**Exercise input:**
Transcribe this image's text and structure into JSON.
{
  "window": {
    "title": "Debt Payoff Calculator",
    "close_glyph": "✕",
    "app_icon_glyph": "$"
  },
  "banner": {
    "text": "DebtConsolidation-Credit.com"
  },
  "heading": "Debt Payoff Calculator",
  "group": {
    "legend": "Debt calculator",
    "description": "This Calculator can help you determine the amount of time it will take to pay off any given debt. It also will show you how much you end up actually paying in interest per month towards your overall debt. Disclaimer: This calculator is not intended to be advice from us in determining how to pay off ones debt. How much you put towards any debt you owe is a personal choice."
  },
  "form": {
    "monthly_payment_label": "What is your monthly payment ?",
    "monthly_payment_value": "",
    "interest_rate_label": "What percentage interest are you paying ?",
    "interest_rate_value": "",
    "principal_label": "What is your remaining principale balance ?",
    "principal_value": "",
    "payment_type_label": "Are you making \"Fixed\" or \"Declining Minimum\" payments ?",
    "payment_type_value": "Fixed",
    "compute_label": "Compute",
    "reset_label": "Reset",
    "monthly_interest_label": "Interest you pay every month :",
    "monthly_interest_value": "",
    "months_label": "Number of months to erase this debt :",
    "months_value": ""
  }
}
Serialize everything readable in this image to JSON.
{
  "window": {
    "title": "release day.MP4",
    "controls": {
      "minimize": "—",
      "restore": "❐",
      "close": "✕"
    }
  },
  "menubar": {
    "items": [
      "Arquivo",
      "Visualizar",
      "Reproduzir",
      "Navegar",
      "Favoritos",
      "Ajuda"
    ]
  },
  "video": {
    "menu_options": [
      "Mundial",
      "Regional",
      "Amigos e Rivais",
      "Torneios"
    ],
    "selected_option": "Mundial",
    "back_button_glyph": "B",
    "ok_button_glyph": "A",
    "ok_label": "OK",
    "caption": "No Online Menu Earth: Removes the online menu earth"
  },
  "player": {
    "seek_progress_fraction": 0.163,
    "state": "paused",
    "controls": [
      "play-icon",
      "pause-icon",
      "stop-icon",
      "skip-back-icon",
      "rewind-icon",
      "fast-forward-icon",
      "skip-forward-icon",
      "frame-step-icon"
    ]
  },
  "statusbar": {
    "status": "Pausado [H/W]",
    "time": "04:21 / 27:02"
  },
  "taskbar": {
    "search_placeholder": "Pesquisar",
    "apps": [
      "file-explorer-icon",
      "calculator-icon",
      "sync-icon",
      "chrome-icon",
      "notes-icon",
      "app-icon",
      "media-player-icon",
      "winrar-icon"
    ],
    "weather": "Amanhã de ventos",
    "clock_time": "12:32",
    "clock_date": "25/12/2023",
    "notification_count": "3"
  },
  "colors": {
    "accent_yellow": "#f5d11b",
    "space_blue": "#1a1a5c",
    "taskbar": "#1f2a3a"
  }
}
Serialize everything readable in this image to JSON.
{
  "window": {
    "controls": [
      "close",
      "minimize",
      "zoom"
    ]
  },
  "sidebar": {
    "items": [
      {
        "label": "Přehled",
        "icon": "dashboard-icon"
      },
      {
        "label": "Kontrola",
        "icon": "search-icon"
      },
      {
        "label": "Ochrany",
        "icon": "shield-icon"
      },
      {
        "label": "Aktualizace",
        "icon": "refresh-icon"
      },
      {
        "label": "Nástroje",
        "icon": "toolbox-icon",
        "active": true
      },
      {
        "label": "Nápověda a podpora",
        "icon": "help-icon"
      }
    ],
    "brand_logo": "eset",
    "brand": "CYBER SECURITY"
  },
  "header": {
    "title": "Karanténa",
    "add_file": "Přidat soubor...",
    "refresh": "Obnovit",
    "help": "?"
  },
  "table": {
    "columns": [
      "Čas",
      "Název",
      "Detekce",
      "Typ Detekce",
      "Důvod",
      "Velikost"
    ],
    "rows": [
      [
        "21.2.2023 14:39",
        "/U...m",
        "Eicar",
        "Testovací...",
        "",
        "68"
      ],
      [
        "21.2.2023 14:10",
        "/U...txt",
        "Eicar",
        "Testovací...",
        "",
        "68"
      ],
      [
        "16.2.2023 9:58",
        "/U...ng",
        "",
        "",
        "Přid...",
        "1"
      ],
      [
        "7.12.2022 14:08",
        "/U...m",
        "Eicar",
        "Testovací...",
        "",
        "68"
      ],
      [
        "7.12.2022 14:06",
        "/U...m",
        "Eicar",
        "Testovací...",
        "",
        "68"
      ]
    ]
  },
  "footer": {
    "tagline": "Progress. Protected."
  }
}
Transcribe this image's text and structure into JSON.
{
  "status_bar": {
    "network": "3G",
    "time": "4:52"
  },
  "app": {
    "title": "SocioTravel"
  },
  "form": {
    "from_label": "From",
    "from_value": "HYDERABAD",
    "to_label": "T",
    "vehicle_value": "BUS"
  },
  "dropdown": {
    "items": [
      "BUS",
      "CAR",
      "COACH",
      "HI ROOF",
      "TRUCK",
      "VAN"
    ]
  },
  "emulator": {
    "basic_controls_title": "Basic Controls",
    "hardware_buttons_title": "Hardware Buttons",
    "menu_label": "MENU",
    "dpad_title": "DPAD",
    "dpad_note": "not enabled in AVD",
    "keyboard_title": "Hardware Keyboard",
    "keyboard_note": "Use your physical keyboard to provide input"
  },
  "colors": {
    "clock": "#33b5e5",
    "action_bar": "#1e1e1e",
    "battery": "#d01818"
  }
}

**What is required:** Reproduce the full listing above, character for character.

**Full solution:**
Transcribe this image's text and structure into JSON.
{
  "window": {
    "title": "Debt Payoff Calculator",
    "close_glyph": "✕",
    "app_icon_glyph": "$"
  },
  "banner": {
    "text": "DebtConsolidation-Credit.com"
  },
  "heading": "Debt Payoff Calculator",
  "group": {
    "legend": "Debt calculator",
    "description": "This Calculator can help you determine the amount of time it will take to pay off any given debt. It also will show you how much you end up actually paying in interest per month towards your overall debt. Disclaimer: This calculator is not intended to be advice from us in determining how to pay off ones debt. How much you put towards any debt you owe is a personal choice."
  },
  "form": {
    "monthly_payment_label": "What is your monthly payment ?",
    "monthly_payment_value": "",
    "interest_rate_label": "What percentage interest are you paying ?",
    "interest_rate_value": "",
    "principal_label": "What is your remaining principale balance ?",
    "principal_value": "",
    "payment_type_label": "Are you making \"Fixed\" or \"Declining Minimum\" payments ?",
    "payment_type_value": "Fixed",
    "compute_label": "Compute",
    "reset_label": "Reset",
    "monthly_interest_label": "Interest you pay every month :",
    "monthly_interest_value": "",
    "months_label": "Number of months to erase this debt :",
    "months_value": ""
  }
}
Serialize everything readable in this image to JSON.
{
  "window": {
    "title": "release day.MP4",
    "controls": {
      "minimize": "—",
      "restore": "❐",
      "close": "✕"
    }
  },
  "menubar": {
    "items": [
      "Arquivo",
      "Visualizar",
      "Reproduzir",
      "Navegar",
      "Favoritos",
      "Ajuda"
    ]
  },
  "video": {
    "menu_options": [
      "Mundial",
      "Regional",
      "Amigos e Rivais",
      "Torneios"
    ],
    "selected_option": "Mundial",
    "back_button_glyph": "B",
    "ok_button_glyph": "A",
    "ok_label": "OK",
    "caption": "No Online Menu Earth: Removes the online menu earth"
  },
  "player": {
    "seek_progress_fraction": 0.163,
    "state": "paused",
    "controls": [
      "play-icon",
      "pause-icon",
      "stop-icon",
      "skip-back-icon",
      "rewind-icon",
      "fast-forward-icon",
      "skip-forward-icon",
      "frame-step-icon"
    ]
  },
  "statusbar": {
    "status": "Pausado [H/W]",
    "time": "04:21 / 27:02"
  },
  "taskbar": {
    "search_placeholder": "Pesquisar",
    "apps": [
      "file-explorer-icon",
      "calculator-icon",
      "sync-icon",
      "chrome-icon",
      "notes-icon",
      "app-icon",
      "media-player-icon",
      "winrar-icon"
    ],
    "weather": "Amanhã de ventos",
    "clock_time": "12:32",
    "clock_date": "25/12/2023",
    "notification_count": "3"
  },
  "colors": {
    "accent_yellow": "#f5d11b",
    "space_blue": "#1a1a5c",
    "taskbar": "#1f2a3a"
  }
}
Serialize everything readable in this image to JSON.
{
  "window": {
    "controls": [
      "close",
      "minimize",
      "zoom"
    ]
  },
  "sidebar": {
    "items": [
      {
        "label": "Přehled",
        "icon": "dashboard-icon"
      },
      {
        "label": "Kontrola",
        "icon": "search-icon"
      },
      {
        "label": "Ochrany",
        "icon": "shield-icon"
      },
      {
        "label": "Aktualizace",
        "icon": "refresh-icon"
      },
      {
        "label": "Nástroje",
        "icon": "toolbox-icon",
        "active": true
      },
      {
        "label": "Nápověda a podpora",
        "icon": "help-icon"
      }
    ],
    "brand_logo": "eset",
    "brand": "CYBER SECURITY"
  },
  "header": {
    "title": "Karanténa",
    "add_file": "Přidat soubor...",
    "refresh": "Obnovit",
    "help": "?"
  },
  "table": {
    "columns": [
      "Čas",
      "Název",
      "Detekce",
      "Typ Detekce",
      "Důvod",
      "Velikost"
    ],
    "rows": [
      [
        "21.2.2023 14:39",
        "/U...m",
        "Eicar",
        "Testovací...",
        "",
        "68"
      ],
      [
        "21.2.2023 14:10",
        "/U...txt",
        "Eicar",
        "Testovací...",
        "",
        "68"
      ],
      [
        "16.2.2023 9:58",
        "/U...ng",
        "",
        "",
        "Přid...",
        "1"
      ],
      [
        "7.12.2022 14:08",
        "/U...m",
        "Eicar",
        "Testovací...",
        "",
        "68"
      ],
      [
        "7.12.2022 14:06",
        "/U...m",
        "Eicar",
        "Testovací...",
        "",
        "68"
      ]
    ]
  },
  "footer": {
    "tagline": "Progress. Protected."
  }
}
Transcribe this image's text and structure into JSON.
{
  "status_bar": {
    "network": "3G",
    "time": "4:52"
  },
  "app": {
    "title": "SocioTravel"
  },
  "form": {
    "from_label": "From",
    "from_value": "HYDERABAD",
    "to_label": "T",
    "vehicle_value": "BUS"
  },
  "dropdown": {
    "items": [
      "BUS",
      "CAR",
      "COACH",
      "HI ROOF",
      "TRUCK",
      "VAN"
    ]
  },
  "emulator": {
    "basic_controls_title": "Basic Controls",
    "hardware_buttons_title": "Hardware Buttons",
    "menu_label": "MENU",
    "dpad_title": "DPAD",
    "dpad_note": "not enabled in AVD",
    "keyboard_title": "Hardware Keyboard",
    "keyboard_note": "Use your physical keyboard to provide input"
  },
  "colors": {
    "clock": "#33b5e5",
    "action_bar": "#1e1e1e",
    "battery": "#d01818"
  }
}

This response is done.